** BEGIN Recorded information **

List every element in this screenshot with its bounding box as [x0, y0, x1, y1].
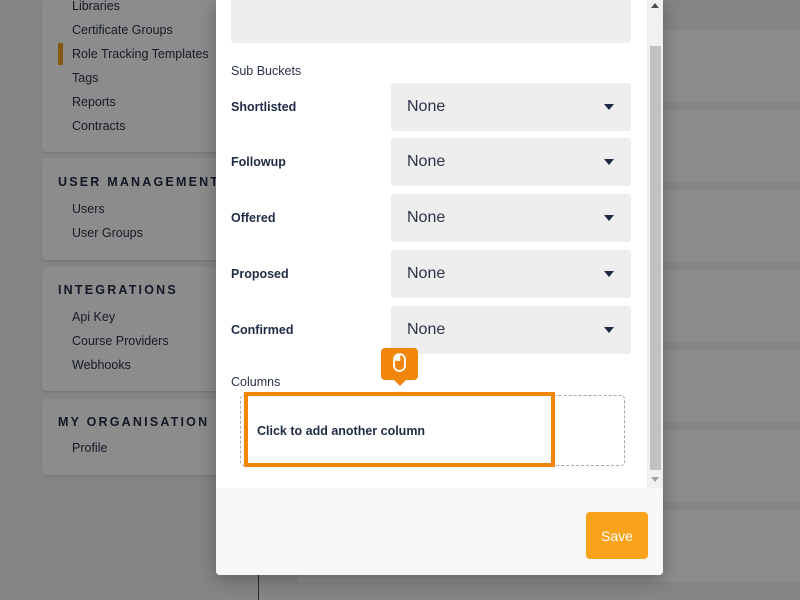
followup-label: Followup	[231, 155, 286, 169]
proposed-label: Proposed	[231, 267, 289, 281]
modal-body: Sub Buckets Shortlisted None Followup No…	[216, 0, 663, 488]
mouse-icon	[393, 353, 406, 372]
edit-template-modal: Sub Buckets Shortlisted None Followup No…	[216, 0, 663, 575]
offered-label: Offered	[231, 211, 276, 225]
scroll-up-icon[interactable]	[651, 3, 659, 8]
caret-down-icon	[604, 327, 614, 333]
offered-select[interactable]: None	[391, 194, 631, 242]
followup-select[interactable]: None	[391, 138, 631, 186]
caret-down-icon	[604, 159, 614, 165]
add-column-label[interactable]: Click to add another column	[257, 424, 425, 438]
caret-down-icon	[604, 104, 614, 110]
select-value: None	[407, 98, 446, 115]
modal-footer: Save	[216, 488, 663, 575]
confirmed-select[interactable]: None	[391, 306, 631, 354]
shortlisted-label: Shortlisted	[231, 100, 297, 114]
select-value: None	[407, 265, 446, 282]
modal-scrollbar[interactable]	[647, 0, 663, 488]
select-value: None	[407, 321, 446, 338]
shortlisted-select[interactable]: None	[391, 83, 631, 131]
select-value: None	[407, 153, 446, 170]
scroll-down-icon[interactable]	[651, 477, 659, 482]
sub-buckets-heading: Sub Buckets	[231, 64, 302, 78]
select-value: None	[407, 209, 446, 226]
scrollbar-thumb[interactable]	[650, 46, 661, 470]
click-hint-badge	[381, 348, 418, 386]
confirmed-label: Confirmed	[231, 323, 294, 337]
save-button[interactable]: Save	[586, 512, 648, 559]
caret-down-icon	[604, 271, 614, 277]
caret-down-icon	[604, 215, 614, 221]
proposed-select[interactable]: None	[391, 250, 631, 298]
columns-heading: Columns	[231, 375, 281, 389]
description-textarea[interactable]	[231, 0, 631, 43]
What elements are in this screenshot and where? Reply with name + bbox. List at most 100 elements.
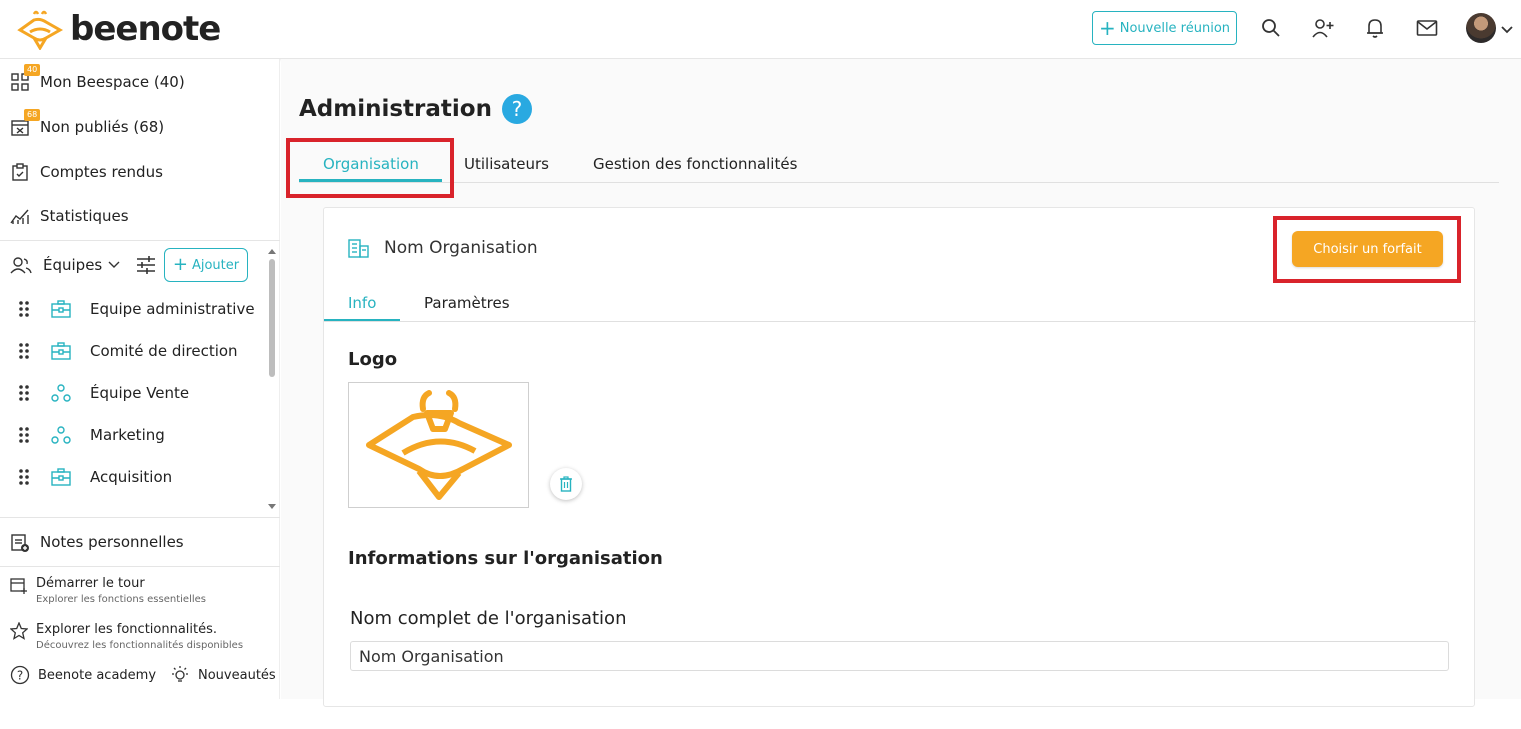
explore-features-subtitle: Découvrez les fonctionnalités disponible… <box>36 640 244 651</box>
briefcase-icon <box>50 342 72 360</box>
bee-logo-icon <box>17 10 64 50</box>
full-name-input[interactable] <box>350 641 1449 671</box>
sidebar-item-unpublished[interactable]: 68 Non publiés (68) <box>10 109 165 142</box>
team-item[interactable]: Equipe administrative <box>14 294 264 324</box>
team-name: Equipe administrative <box>90 300 255 318</box>
active-subtab-indicator <box>324 319 400 321</box>
drag-handle-icon[interactable] <box>14 301 34 317</box>
academy-link[interactable]: ? Beenote academy <box>10 665 156 685</box>
chart-line-icon <box>10 206 30 226</box>
mail-icon[interactable] <box>1415 16 1439 40</box>
divider <box>0 566 280 567</box>
news-label: Nouveautés <box>198 667 276 683</box>
svg-text:?: ? <box>17 669 23 683</box>
bell-icon[interactable] <box>1363 16 1387 40</box>
divider <box>0 240 280 241</box>
drag-handle-icon[interactable] <box>14 343 34 359</box>
academy-label: Beenote academy <box>38 667 157 683</box>
explore-features-item[interactable]: Explorer les fonctionnalités. Découvrez … <box>10 622 243 651</box>
notes-icon <box>10 532 30 552</box>
team-item[interactable]: Comité de direction <box>14 336 264 366</box>
help-icon[interactable]: ? <box>501 94 532 124</box>
brand-logo[interactable]: beenote <box>16 6 221 52</box>
search-icon[interactable] <box>1259 16 1283 40</box>
lightbulb-icon <box>170 665 190 685</box>
full-name-label: Nom complet de l'organisation <box>350 608 627 629</box>
sidebar-item-label: Notes personnelles <box>40 533 184 551</box>
team-item[interactable]: Marketing <box>14 420 264 450</box>
card-header: Nom Organisation <box>348 238 538 258</box>
top-bar: beenote + Nouvelle réunion <box>0 0 1521 59</box>
plus-icon: + <box>172 254 188 275</box>
plus-icon: + <box>1098 16 1116 40</box>
team-item[interactable]: Acquisition <box>14 462 264 492</box>
trash-icon <box>560 476 572 492</box>
drag-handle-icon[interactable] <box>14 469 34 485</box>
team-name: Comité de direction <box>90 342 238 360</box>
group-icon <box>50 384 72 402</box>
add-team-button[interactable]: + Ajouter <box>164 248 248 282</box>
sidebar-item-minutes[interactable]: Comptes rendus <box>10 157 163 187</box>
count-badge: 68 <box>24 109 41 121</box>
subtab-settings[interactable]: Paramètres <box>424 294 510 312</box>
clipboard-check-icon <box>10 162 30 182</box>
organisation-name: Nom Organisation <box>384 238 538 258</box>
scroll-thumb[interactable] <box>269 259 275 377</box>
filter-sliders-icon[interactable] <box>136 256 156 274</box>
sidebar-item-statistics[interactable]: Statistiques <box>10 201 129 231</box>
team-name: Marketing <box>90 426 165 444</box>
bee-logo-icon <box>365 390 512 500</box>
org-info-heading: Informations sur l'organisation <box>348 548 663 569</box>
new-meeting-button[interactable]: + Nouvelle réunion <box>1092 11 1237 45</box>
star-icon <box>10 622 28 640</box>
briefcase-icon <box>50 468 72 486</box>
count-badge: 40 <box>24 64 41 76</box>
team-name: Acquisition <box>90 468 173 486</box>
sidebar-item-beespace[interactable]: 40 Mon Beespace (40) <box>10 64 185 97</box>
briefcase-icon <box>50 300 72 318</box>
highlight-box-tab <box>286 138 454 198</box>
subtab-info[interactable]: Info <box>348 294 376 312</box>
start-tour-title: Démarrer le tour <box>36 576 145 591</box>
chevron-down-icon[interactable] <box>1500 20 1514 39</box>
main-content: Administration ? Organisation Utilisateu… <box>281 59 1521 707</box>
drag-handle-icon[interactable] <box>14 385 34 401</box>
sidebar: 40 Mon Beespace (40) 68 Non publiés (68)… <box>0 59 280 699</box>
explore-features-title: Explorer les fonctionnalités. <box>36 622 218 637</box>
page-title: Administration ? <box>299 94 532 124</box>
team-item[interactable]: Équipe Vente <box>14 378 264 408</box>
news-link[interactable]: Nouveautés <box>170 665 276 685</box>
brand-name: beenote <box>70 9 221 49</box>
users-icon <box>10 256 34 274</box>
avatar[interactable] <box>1466 13 1496 43</box>
chevron-down-icon[interactable] <box>108 261 120 269</box>
admin-tabs: Organisation Utilisateurs Gestion des fo… <box>299 147 1499 183</box>
add-user-icon[interactable] <box>1311 16 1335 40</box>
tab-feature-management[interactable]: Gestion des fonctionnalités <box>593 155 797 173</box>
teams-scrollbar[interactable] <box>266 247 278 513</box>
start-tour-subtitle: Explorer les fonctions essentielles <box>36 594 206 605</box>
drag-handle-icon[interactable] <box>14 427 34 443</box>
sidebar-item-label: Non publiés (68) <box>40 118 165 136</box>
sidebar-item-label: Comptes rendus <box>40 163 163 181</box>
tab-users[interactable]: Utilisateurs <box>464 155 549 173</box>
team-name: Équipe Vente <box>90 384 190 402</box>
page-title-text: Administration <box>299 96 492 122</box>
sidebar-item-label: Statistiques <box>40 207 129 225</box>
app: beenote + Nouvelle réunion 40 Mon Beespa… <box>0 0 1521 729</box>
delete-logo-button[interactable] <box>550 468 582 500</box>
teams-label[interactable]: Équipes <box>43 256 102 274</box>
sidebar-item-personal-notes[interactable]: Notes personnelles <box>10 527 184 557</box>
group-icon <box>50 426 72 444</box>
building-icon <box>348 238 370 258</box>
grid-icon: 40 <box>10 64 41 92</box>
scroll-up-icon[interactable] <box>266 247 278 255</box>
highlight-box-plan <box>1273 216 1461 283</box>
scroll-down-icon[interactable] <box>266 503 278 511</box>
sidebar-item-label: Mon Beespace (40) <box>40 73 185 91</box>
divider <box>0 517 280 518</box>
organisation-logo[interactable] <box>348 382 529 508</box>
logo-label: Logo <box>348 349 398 370</box>
start-tour-item[interactable]: Démarrer le tour Explorer les fonctions … <box>10 576 206 605</box>
add-team-label: Ajouter <box>191 257 240 273</box>
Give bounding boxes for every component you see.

** END Recorded information **

- **Problem**
Render the lines from the one containing "155, 286, 169]" through the one containing "348, 418, 386]", inclusive, as a numbered list, omitting any blank lines.

- **Final result**
1. followup-label: Followup	[231, 155, 286, 169]
2. proposed-label: Proposed	[231, 267, 289, 281]
3. modal-body: Sub Buckets Shortlisted None Followup No…	[216, 0, 663, 488]
4. mouse-icon	[393, 353, 406, 372]
5. edit-template-modal: Sub Buckets Shortlisted None Followup No…	[216, 0, 663, 575]
6. offered-label: Offered	[231, 211, 276, 225]
7. scroll-up-icon[interactable]	[651, 3, 659, 8]
8. caret-down-icon	[604, 327, 614, 333]
9. offered-select[interactable]: None	[391, 194, 631, 242]
10. followup-select[interactable]: None	[391, 138, 631, 186]
11. caret-down-icon	[604, 159, 614, 165]
12. add-column-label[interactable]: Click to add another column	[257, 424, 425, 438]
13. caret-down-icon	[604, 104, 614, 110]
14. select-value: None	[407, 98, 446, 115]
15. modal-footer: Save	[216, 488, 663, 575]
16. confirmed-select[interactable]: None	[391, 306, 631, 354]
17. shortlisted-label: Shortlisted	[231, 100, 297, 114]
18. select-value: None	[407, 265, 446, 282]
19. modal-scrollbar[interactable]	[647, 0, 663, 488]
20. select-value: None	[407, 321, 446, 338]
21. shortlisted-select[interactable]: None	[391, 83, 631, 131]
22. select-value: None	[407, 153, 446, 170]
23. scroll-down-icon[interactable]	[651, 477, 659, 482]
24. sub-buckets-heading: Sub Buckets	[231, 64, 302, 78]
25. select-value: None	[407, 209, 446, 226]
26. scrollbar-thumb[interactable]	[650, 46, 661, 470]
27. click-hint-badge	[381, 348, 418, 386]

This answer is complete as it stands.